• _STATED GOAL_
Report each line of the data that includes the word "screenshot".

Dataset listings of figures

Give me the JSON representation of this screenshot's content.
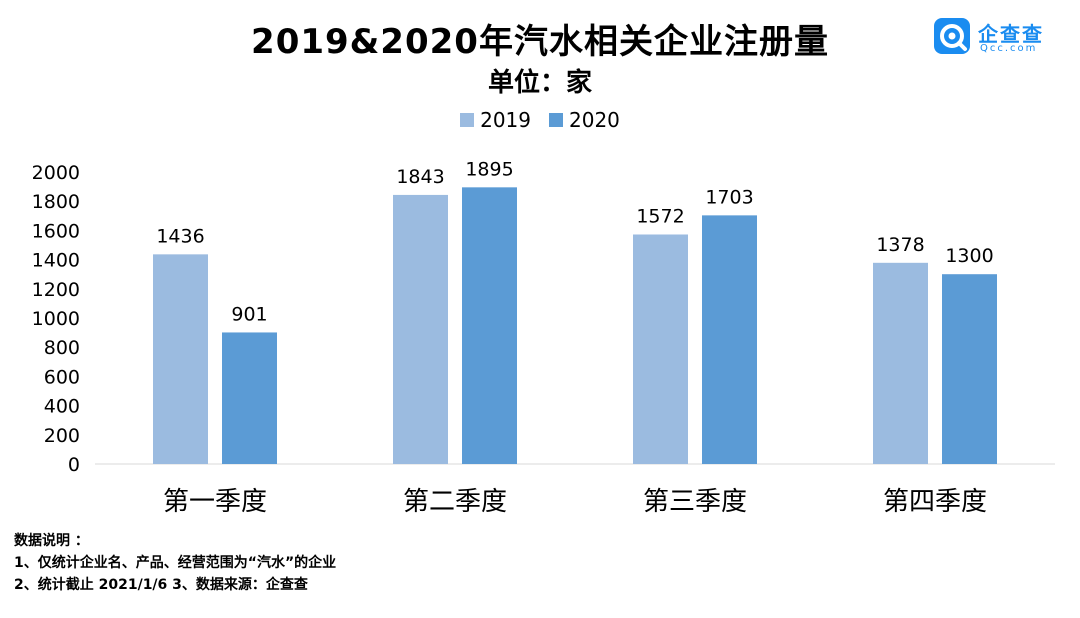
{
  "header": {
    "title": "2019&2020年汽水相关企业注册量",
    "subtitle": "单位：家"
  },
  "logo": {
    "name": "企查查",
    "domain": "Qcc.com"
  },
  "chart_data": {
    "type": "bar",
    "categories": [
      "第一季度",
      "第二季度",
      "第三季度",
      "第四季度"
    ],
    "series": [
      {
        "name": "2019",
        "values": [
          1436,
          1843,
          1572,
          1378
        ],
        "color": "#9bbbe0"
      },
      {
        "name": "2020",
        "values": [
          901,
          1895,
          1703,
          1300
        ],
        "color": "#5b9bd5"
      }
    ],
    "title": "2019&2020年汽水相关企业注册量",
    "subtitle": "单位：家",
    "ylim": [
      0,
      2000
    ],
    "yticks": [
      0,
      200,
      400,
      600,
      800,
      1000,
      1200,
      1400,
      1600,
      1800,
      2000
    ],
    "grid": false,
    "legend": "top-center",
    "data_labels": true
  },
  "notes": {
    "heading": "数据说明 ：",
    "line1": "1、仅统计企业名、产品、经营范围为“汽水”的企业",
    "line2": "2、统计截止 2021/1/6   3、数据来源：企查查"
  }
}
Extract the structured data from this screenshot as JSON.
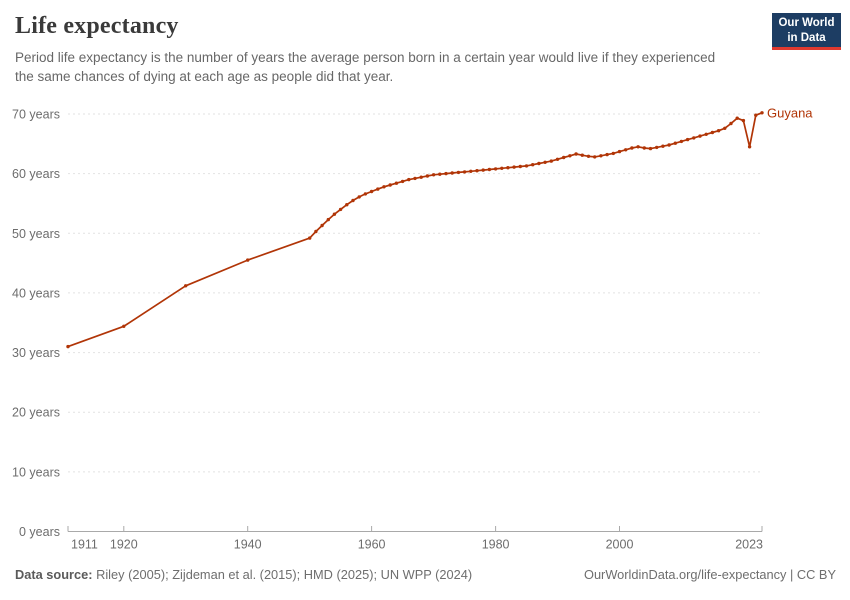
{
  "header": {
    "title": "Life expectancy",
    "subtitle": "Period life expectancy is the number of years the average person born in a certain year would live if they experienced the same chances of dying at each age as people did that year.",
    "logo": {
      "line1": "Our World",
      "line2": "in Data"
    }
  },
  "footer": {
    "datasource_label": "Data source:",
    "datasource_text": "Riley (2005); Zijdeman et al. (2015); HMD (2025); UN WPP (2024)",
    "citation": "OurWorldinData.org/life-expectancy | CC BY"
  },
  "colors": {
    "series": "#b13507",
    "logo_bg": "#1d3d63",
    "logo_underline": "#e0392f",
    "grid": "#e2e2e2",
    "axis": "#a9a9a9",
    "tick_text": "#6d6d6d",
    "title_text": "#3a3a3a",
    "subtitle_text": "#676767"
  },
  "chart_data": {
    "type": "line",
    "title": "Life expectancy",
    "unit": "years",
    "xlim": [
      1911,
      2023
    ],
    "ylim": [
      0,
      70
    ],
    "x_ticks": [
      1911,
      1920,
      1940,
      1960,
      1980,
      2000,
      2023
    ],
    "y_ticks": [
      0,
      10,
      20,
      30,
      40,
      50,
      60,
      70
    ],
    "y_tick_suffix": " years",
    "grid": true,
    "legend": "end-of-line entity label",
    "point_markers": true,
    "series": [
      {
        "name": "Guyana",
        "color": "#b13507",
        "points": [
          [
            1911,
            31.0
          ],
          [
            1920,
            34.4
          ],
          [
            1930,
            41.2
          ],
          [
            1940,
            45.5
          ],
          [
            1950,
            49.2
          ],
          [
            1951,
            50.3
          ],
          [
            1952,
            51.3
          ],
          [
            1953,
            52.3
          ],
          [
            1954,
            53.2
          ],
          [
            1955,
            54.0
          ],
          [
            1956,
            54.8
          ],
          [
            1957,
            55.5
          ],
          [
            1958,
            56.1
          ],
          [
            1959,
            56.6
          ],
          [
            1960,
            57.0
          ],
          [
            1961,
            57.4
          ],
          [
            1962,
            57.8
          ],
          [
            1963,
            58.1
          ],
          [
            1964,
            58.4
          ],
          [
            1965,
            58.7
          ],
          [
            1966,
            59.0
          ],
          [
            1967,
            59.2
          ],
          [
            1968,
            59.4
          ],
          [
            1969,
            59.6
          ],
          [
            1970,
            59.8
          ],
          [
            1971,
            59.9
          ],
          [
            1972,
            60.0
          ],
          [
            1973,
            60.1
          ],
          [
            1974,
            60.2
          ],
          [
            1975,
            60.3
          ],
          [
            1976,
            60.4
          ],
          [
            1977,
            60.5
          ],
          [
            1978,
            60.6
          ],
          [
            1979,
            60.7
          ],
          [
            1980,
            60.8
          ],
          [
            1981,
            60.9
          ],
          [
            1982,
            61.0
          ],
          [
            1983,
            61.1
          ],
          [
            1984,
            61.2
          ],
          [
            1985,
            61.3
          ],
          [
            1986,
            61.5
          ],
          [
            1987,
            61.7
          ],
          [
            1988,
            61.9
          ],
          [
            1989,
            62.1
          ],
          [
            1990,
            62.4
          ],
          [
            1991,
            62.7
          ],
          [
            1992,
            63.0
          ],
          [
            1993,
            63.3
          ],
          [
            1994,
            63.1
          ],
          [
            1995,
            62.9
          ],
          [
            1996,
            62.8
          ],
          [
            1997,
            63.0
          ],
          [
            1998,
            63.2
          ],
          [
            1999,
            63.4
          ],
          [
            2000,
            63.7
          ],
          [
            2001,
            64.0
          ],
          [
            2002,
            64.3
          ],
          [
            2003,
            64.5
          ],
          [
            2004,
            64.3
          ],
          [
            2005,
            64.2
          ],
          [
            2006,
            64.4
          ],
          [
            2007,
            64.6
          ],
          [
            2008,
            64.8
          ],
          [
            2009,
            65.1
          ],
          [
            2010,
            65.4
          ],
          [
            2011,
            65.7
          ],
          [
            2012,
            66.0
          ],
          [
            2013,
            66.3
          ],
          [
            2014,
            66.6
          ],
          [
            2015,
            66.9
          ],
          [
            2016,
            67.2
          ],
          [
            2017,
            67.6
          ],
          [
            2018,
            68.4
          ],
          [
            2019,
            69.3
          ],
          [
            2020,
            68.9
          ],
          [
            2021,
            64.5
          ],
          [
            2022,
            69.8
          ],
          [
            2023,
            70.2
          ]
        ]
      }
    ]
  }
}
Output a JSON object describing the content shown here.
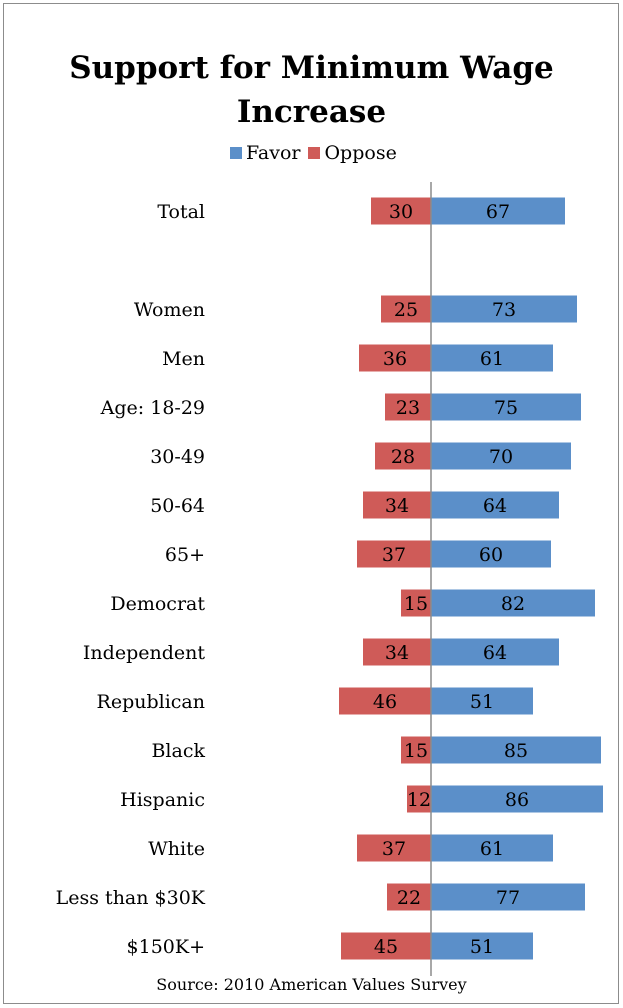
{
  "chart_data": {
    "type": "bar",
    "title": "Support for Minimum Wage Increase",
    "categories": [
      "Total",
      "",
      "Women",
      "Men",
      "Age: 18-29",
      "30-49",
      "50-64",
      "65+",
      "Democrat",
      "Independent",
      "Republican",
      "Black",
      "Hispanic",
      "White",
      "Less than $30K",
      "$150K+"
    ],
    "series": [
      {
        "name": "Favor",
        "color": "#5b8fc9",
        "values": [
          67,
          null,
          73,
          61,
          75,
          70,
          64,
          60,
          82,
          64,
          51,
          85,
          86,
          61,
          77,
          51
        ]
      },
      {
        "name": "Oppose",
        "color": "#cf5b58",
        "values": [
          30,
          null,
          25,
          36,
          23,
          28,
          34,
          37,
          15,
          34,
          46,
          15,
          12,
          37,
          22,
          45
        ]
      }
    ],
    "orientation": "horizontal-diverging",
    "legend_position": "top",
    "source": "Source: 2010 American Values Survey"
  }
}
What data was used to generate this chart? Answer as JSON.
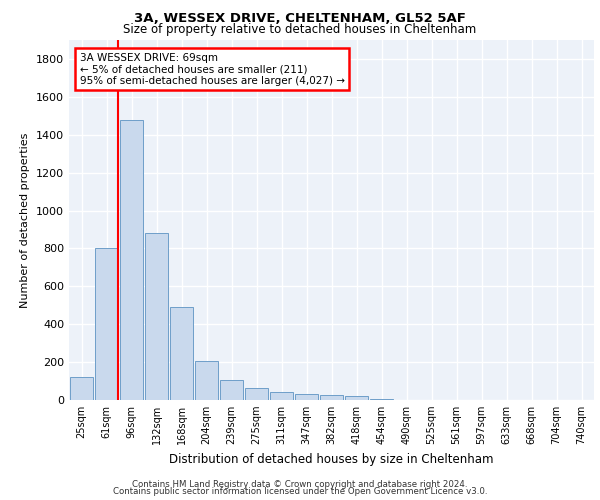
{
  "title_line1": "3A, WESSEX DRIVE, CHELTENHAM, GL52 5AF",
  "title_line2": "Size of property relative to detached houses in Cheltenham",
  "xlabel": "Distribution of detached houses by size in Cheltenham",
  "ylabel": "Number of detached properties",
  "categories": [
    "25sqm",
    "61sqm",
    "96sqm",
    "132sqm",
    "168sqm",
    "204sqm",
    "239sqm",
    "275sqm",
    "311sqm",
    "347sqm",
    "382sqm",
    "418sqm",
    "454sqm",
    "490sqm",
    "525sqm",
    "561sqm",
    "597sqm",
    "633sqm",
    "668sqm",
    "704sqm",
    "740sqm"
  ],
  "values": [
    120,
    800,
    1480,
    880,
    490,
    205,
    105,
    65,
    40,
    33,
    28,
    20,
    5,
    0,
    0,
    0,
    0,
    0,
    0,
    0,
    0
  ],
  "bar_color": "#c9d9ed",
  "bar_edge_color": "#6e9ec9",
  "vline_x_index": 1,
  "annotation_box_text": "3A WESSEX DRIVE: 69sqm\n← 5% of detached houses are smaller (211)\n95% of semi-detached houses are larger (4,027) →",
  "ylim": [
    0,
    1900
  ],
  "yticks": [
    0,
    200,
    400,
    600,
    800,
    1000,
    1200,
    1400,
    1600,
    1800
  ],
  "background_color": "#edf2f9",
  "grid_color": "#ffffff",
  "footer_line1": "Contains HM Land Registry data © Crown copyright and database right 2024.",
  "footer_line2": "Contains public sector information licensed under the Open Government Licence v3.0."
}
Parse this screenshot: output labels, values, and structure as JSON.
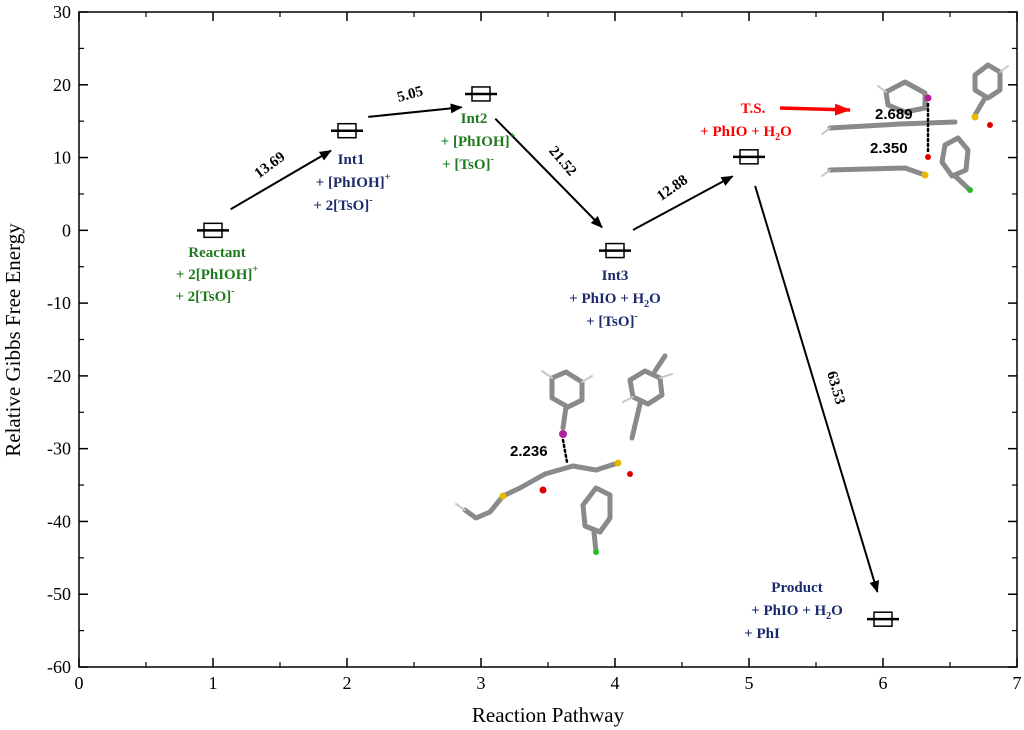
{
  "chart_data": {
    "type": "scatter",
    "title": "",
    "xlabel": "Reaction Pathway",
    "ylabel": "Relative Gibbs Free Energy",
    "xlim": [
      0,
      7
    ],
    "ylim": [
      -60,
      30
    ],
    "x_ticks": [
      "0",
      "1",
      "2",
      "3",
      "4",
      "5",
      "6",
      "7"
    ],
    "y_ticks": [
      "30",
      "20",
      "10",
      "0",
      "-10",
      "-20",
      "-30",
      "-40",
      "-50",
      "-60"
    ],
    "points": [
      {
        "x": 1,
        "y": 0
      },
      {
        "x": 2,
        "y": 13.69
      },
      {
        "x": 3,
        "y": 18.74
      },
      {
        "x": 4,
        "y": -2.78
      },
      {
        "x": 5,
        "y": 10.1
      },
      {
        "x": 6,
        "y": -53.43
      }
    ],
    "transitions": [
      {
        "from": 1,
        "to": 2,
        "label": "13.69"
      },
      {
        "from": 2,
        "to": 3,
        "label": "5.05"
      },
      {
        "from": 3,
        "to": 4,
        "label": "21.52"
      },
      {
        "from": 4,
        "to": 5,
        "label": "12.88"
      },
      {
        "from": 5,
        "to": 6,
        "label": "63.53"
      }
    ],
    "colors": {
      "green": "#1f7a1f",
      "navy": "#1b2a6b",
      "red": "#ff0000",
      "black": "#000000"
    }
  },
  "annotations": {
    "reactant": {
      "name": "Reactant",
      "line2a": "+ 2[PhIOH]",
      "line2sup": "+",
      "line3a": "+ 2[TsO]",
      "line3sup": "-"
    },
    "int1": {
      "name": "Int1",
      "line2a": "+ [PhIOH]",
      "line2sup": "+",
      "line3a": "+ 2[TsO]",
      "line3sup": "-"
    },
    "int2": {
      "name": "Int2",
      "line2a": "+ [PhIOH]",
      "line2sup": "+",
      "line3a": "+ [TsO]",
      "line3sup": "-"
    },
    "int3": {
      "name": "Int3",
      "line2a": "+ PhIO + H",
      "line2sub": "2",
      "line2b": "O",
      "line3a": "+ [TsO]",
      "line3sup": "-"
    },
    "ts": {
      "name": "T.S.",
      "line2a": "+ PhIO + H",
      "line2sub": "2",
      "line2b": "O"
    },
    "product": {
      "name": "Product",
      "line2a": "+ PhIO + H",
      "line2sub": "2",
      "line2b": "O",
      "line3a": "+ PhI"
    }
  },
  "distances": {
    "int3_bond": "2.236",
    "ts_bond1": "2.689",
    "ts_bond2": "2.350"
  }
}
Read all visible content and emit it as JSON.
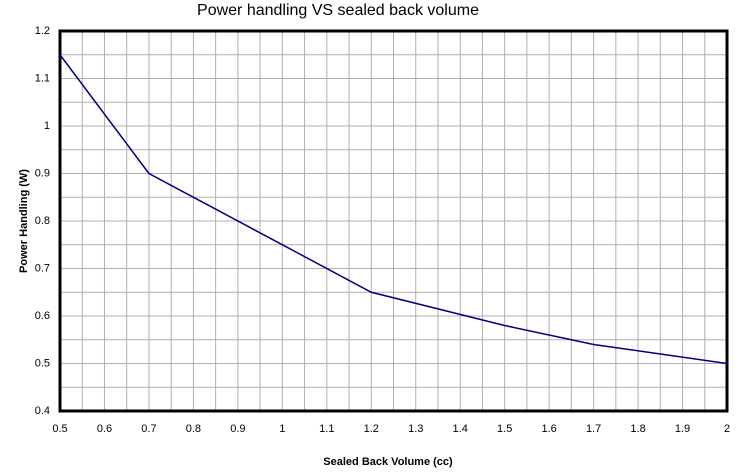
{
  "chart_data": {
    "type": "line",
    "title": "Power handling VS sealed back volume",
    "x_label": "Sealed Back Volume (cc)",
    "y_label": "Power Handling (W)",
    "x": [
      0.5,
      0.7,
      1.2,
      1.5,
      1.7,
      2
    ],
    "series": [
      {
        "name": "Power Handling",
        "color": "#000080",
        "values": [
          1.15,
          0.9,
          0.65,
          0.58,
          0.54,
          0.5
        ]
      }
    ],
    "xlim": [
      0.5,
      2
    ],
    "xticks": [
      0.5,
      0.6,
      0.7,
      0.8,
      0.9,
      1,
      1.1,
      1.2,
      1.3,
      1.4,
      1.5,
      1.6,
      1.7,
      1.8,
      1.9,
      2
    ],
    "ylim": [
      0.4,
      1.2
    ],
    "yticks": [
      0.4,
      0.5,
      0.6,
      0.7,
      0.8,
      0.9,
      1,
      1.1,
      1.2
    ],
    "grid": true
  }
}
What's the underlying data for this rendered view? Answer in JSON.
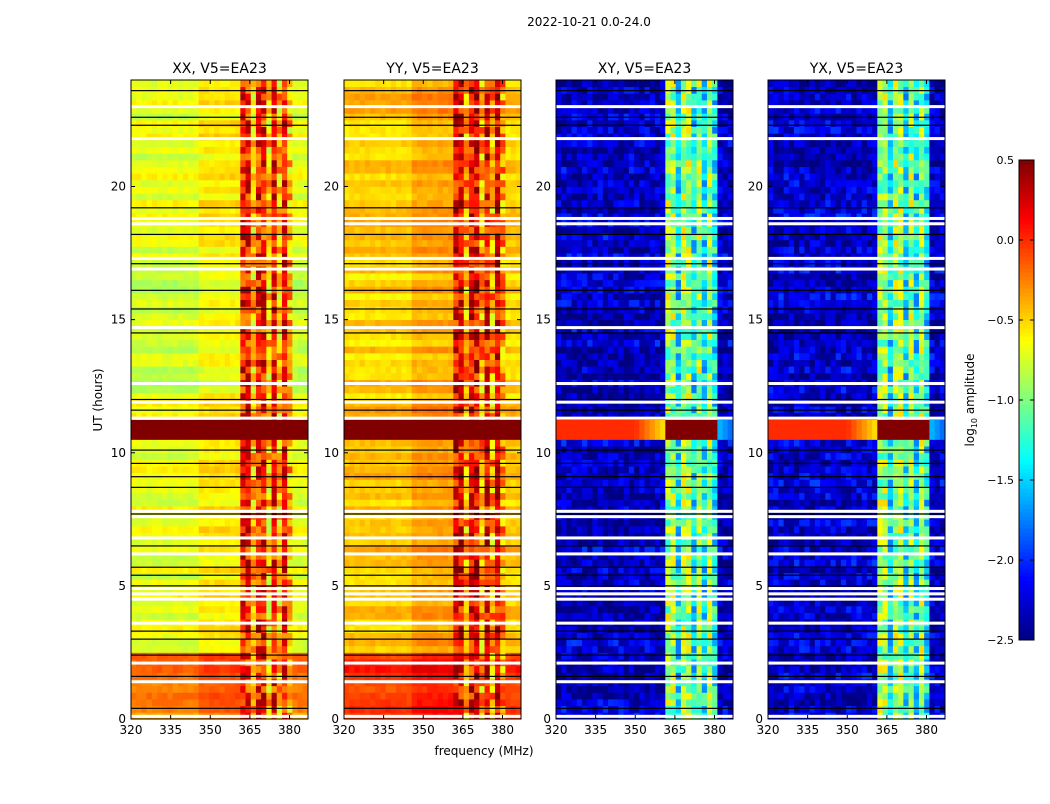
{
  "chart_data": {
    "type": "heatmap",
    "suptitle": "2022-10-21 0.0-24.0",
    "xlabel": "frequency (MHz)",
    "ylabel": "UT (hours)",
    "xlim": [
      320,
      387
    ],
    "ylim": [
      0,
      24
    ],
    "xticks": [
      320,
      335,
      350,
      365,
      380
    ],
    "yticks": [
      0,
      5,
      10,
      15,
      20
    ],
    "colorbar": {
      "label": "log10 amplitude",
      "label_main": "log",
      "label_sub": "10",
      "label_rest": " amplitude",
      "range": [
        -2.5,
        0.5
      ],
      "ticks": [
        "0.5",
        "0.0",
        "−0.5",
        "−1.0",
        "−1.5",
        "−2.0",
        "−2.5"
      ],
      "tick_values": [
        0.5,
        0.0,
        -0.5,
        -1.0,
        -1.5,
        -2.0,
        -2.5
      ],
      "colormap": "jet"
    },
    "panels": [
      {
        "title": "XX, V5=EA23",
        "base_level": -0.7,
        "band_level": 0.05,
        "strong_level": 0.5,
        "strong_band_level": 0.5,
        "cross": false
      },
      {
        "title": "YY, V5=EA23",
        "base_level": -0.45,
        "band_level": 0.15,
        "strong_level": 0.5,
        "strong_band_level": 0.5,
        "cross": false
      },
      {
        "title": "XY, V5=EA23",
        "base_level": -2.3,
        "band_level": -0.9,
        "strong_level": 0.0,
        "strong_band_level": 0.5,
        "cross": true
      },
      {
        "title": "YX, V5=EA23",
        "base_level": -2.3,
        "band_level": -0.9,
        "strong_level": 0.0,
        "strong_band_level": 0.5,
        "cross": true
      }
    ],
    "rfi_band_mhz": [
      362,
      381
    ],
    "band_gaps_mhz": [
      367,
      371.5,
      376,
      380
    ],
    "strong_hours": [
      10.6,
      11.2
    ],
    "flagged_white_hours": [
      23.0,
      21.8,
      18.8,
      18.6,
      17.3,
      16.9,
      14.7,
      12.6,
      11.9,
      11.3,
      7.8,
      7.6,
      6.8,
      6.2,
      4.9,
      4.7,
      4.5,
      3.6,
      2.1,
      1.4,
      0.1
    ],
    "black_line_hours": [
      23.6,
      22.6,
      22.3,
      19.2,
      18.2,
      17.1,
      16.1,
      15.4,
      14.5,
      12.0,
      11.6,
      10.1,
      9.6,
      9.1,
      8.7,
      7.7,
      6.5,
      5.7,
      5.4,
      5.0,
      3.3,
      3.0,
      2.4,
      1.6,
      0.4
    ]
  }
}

• _SOLUTION TO THIS EXERCISE_
Give me the JSON representation of this screenshot's content.
Extract the structured data from this screenshot as JSON.
Parse this screenshot: output labels, values, and structure as JSON.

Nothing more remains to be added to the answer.